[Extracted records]
========

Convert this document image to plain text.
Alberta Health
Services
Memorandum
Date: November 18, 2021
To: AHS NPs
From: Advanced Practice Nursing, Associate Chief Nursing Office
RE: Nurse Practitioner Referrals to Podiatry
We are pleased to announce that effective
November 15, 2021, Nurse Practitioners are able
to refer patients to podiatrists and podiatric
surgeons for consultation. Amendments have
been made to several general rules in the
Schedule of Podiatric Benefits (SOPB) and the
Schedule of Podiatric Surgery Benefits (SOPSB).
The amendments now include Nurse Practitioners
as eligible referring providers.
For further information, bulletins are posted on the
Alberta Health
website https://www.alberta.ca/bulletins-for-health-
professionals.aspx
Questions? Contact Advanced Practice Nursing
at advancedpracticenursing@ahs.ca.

========

DIRECTIONS FOR THIS TASK
Your reply should consist of the records, copied exactly.

SOLUTION BELOW
Convert this document image to plain text.
Alberta Health
Services
Memorandum
Date: November 18, 2021
To: AHS NPs
From: Advanced Practice Nursing, Associate Chief Nursing Office
RE: Nurse Practitioner Referrals to Podiatry
We are pleased to announce that effective
November 15, 2021, Nurse Practitioners are able
to refer patients to podiatrists and podiatric
surgeons for consultation. Amendments have
been made to several general rules in the
Schedule of Podiatric Benefits (SOPB) and the
Schedule of Podiatric Surgery Benefits (SOPSB).
The amendments now include Nurse Practitioners
as eligible referring providers.
For further information, bulletins are posted on the
Alberta Health
website https://www.alberta.ca/bulletins-for-health-
professionals.aspx
Questions? Contact Advanced Practice Nursing
at advancedpracticenursing@ahs.ca.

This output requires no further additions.